EXERCISE BRIEF: Find the word "allele" in the data. Return every line where it appears.

Dataset entries on figures:
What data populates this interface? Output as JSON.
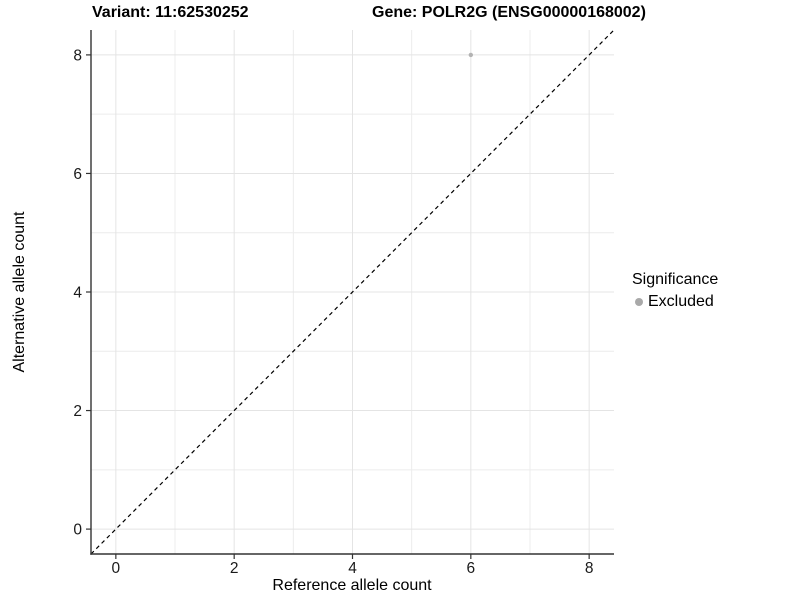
{
  "header": {
    "variant_title": "Variant: 11:62530252",
    "gene_title": "Gene: POLR2G (ENSG00000168002)"
  },
  "legend": {
    "title": "Significance",
    "items": [
      {
        "label": "Excluded",
        "color": "#a9a9a9"
      }
    ]
  },
  "colors": {
    "background": "#ffffff",
    "grid_major": "#e4e4e4",
    "grid_minor": "#ececec",
    "axis_line": "#333333",
    "tick_mark": "#333333",
    "tick_label": "#1a1a1a",
    "reference_line": "#000000",
    "point": "#b3b3b3"
  },
  "chart_data": {
    "type": "scatter",
    "title": "Variant: 11:62530252    Gene: POLR2G (ENSG00000168002)",
    "xlabel": "Reference allele count",
    "ylabel": "Alternative allele count",
    "xlim": [
      -0.42,
      8.42
    ],
    "ylim": [
      -0.42,
      8.42
    ],
    "x_ticks": [
      0,
      2,
      4,
      6,
      8
    ],
    "y_ticks": [
      0,
      2,
      4,
      6,
      8
    ],
    "x_minor_gridlines": [
      1,
      3,
      5,
      7
    ],
    "y_minor_gridlines": [
      1,
      3,
      5,
      7
    ],
    "grid": true,
    "legend_position": "right",
    "legend_title": "Significance",
    "series": [
      {
        "name": "Excluded",
        "color": "#b3b3b3",
        "points": [
          {
            "x": 6,
            "y": 8
          }
        ]
      }
    ],
    "reference_line": {
      "style": "dashed",
      "slope": 1,
      "intercept": 0,
      "color": "#000000"
    }
  }
}
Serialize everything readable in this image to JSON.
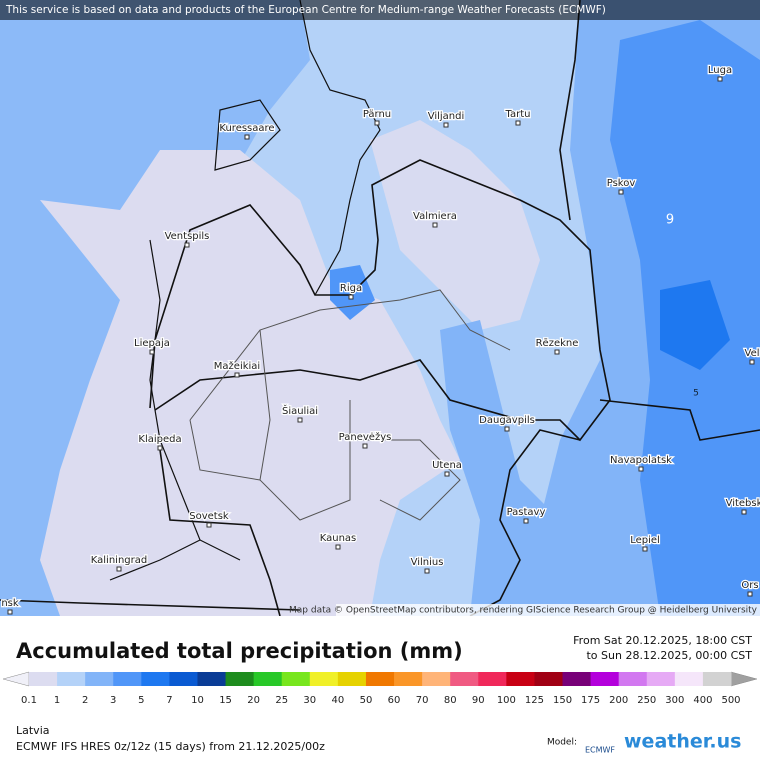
{
  "attribution": "This service is based on data and products of the European Centre for Medium-range Weather Forecasts (ECMWF)",
  "map_credit": "Map data © OpenStreetMap contributors, rendering GIScience Research Group @ Heidelberg University",
  "cities": [
    "Luga",
    "Pärnu",
    "Viljandi",
    "Tartu",
    "Kuressaare",
    "Pskov",
    "Valmiera",
    "Ventspils",
    "Riga",
    "Liepaja",
    "Rēzekne",
    "Mažeikiai",
    "Vel",
    "Šiauliai",
    "Klaipeda",
    "Daugavpils",
    "Panevėžys",
    "Utena",
    "Navapolatsk",
    "Vitebsk",
    "Pastavy",
    "Sovetsk",
    "Kaunas",
    "Lepiel",
    "Vilnius",
    "Kaliningrad",
    "Ors",
    "nsk"
  ],
  "contour_labels": [
    "9",
    "5"
  ],
  "title": "Accumulated total precipitation (mm)",
  "period_from": "From Sat 20.12.2025, 18:00 CST",
  "period_to": "to Sun 28.12.2025, 00:00 CST",
  "legend": {
    "ticks": [
      0.1,
      1,
      2,
      3,
      5,
      7,
      10,
      15,
      20,
      25,
      30,
      40,
      50,
      60,
      70,
      80,
      90,
      100,
      125,
      150,
      175,
      200,
      250,
      300,
      400,
      500
    ],
    "colors": [
      "#dcdcf0",
      "#b4d2f8",
      "#82b4f8",
      "#5096f8",
      "#1e78f0",
      "#0a5ad2",
      "#0a3c96",
      "#1e8c1e",
      "#28c828",
      "#78e61e",
      "#f0f028",
      "#e6d200",
      "#f07800",
      "#fa9628",
      "#ffb478",
      "#f05a82",
      "#f0285a",
      "#c80014",
      "#a00014",
      "#780078",
      "#b400dc",
      "#d278f0",
      "#e6aaf5",
      "#f5e6fa",
      "#d2d2d2"
    ],
    "under_color": "#f0f0f8",
    "over_color": "#a0a0a0"
  },
  "region": "Latvia",
  "model_info": "ECMWF IFS HRES 0z/12z (15 days) from 21.12.2025/00z",
  "model_label": "Model:",
  "model_logo": "ECMWF",
  "brand": "weather.us"
}
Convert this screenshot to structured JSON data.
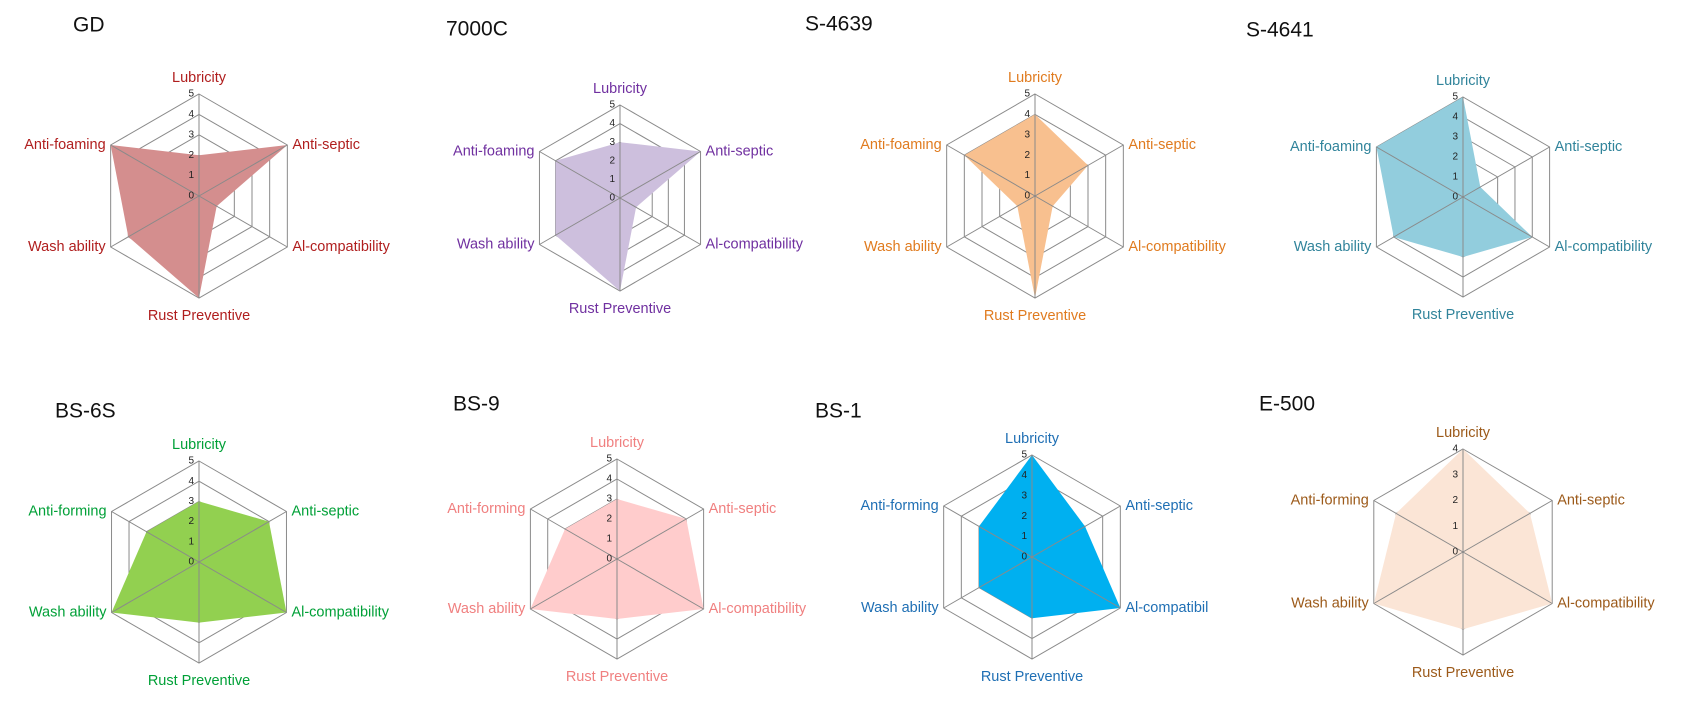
{
  "chart_data": [
    {
      "type": "radar",
      "title": "GD",
      "axes": [
        "Lubricity",
        "Anti-septic",
        "Al-compatibility",
        "Rust Preventive",
        "Wash ability",
        "Anti-foaming"
      ],
      "values": [
        2,
        5,
        1,
        5,
        4,
        5
      ],
      "ticks": [
        "0",
        "1",
        "2",
        "3",
        "4",
        "5"
      ],
      "rmax": 5,
      "fill_color": "#d48e8e",
      "label_color": "#b01e1e"
    },
    {
      "type": "radar",
      "title": "7000C",
      "axes": [
        "Lubricity",
        "Anti-septic",
        "Al-compatibility",
        "Rust Preventive",
        "Wash ability",
        "Anti-foaming"
      ],
      "values": [
        3,
        5,
        1,
        5,
        4,
        4
      ],
      "ticks": [
        "0",
        "1",
        "2",
        "3",
        "4",
        "5"
      ],
      "rmax": 5,
      "fill_color": "#cdbfdd",
      "label_color": "#7030a0"
    },
    {
      "type": "radar",
      "title": "S-4639",
      "axes": [
        "Lubricity",
        "Anti-septic",
        "Al-compatibility",
        "Rust Preventive",
        "Wash ability",
        "Anti-foaming"
      ],
      "values": [
        4,
        3,
        1,
        5,
        1,
        4
      ],
      "ticks": [
        "0",
        "1",
        "2",
        "3",
        "4",
        "5"
      ],
      "rmax": 5,
      "fill_color": "#f8c08f",
      "label_color": "#e07b1f"
    },
    {
      "type": "radar",
      "title": "S-4641",
      "axes": [
        "Lubricity",
        "Anti-septic",
        "Al-compatibility",
        "Rust Preventive",
        "Wash ability",
        "Anti-foaming"
      ],
      "values": [
        5,
        1,
        4,
        3,
        4,
        5
      ],
      "ticks": [
        "0",
        "1",
        "2",
        "3",
        "4",
        "5"
      ],
      "rmax": 5,
      "fill_color": "#92cddd",
      "label_color": "#31849b"
    },
    {
      "type": "radar",
      "title": "BS-6S",
      "axes": [
        "Lubricity",
        "Anti-septic",
        "Al-compatibility",
        "Rust Preventive",
        "Wash ability",
        "Anti-forming"
      ],
      "values": [
        3,
        4,
        5,
        3,
        5,
        3
      ],
      "ticks": [
        "0",
        "1",
        "2",
        "3",
        "4",
        "5"
      ],
      "rmax": 5,
      "fill_color": "#92d050",
      "label_color": "#00a037"
    },
    {
      "type": "radar",
      "title": "BS-9",
      "axes": [
        "Lubricity",
        "Anti-septic",
        "Al-compatibility",
        "Rust Preventive",
        "Wash ability",
        "Anti-forming"
      ],
      "values": [
        3,
        4,
        5,
        3,
        5,
        3
      ],
      "ticks": [
        "0",
        "1",
        "2",
        "3",
        "4",
        "5"
      ],
      "rmax": 5,
      "fill_color": "#ffcccc",
      "label_color": "#f08080"
    },
    {
      "type": "radar",
      "title": "BS-1",
      "axes": [
        "Lubricity",
        "Anti-septic",
        "Al-compatibility",
        "Rust Preventive",
        "Wash ability",
        "Anti-forming"
      ],
      "axis_labels_shown": [
        "Lubricity",
        "Anti-septic",
        "Al-compatibil",
        "Rust Preventive",
        "Wash ability",
        "Anti-forming"
      ],
      "values": [
        5,
        3,
        5,
        3,
        3,
        3
      ],
      "ticks": [
        "0",
        "1",
        "2",
        "3",
        "4",
        "5"
      ],
      "rmax": 5,
      "fill_color": "#00b0f0",
      "label_color": "#1f6fb4"
    },
    {
      "type": "radar",
      "title": "E-500",
      "axes": [
        "Lubricity",
        "Anti-septic",
        "Al-compatibility",
        "Rust Preventive",
        "Wash ability",
        "Anti-forming"
      ],
      "values": [
        4,
        3,
        4,
        3,
        4,
        3
      ],
      "ticks": [
        "0",
        "1",
        "2",
        "3",
        "4"
      ],
      "rmax": 4,
      "fill_color": "#fbe5d6",
      "label_color": "#9c5a1a"
    }
  ]
}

RESPONSE TO THIS EXERCISE:
    "xlabel": "Reference allele count",
    "ylabel": "Alternative allele count",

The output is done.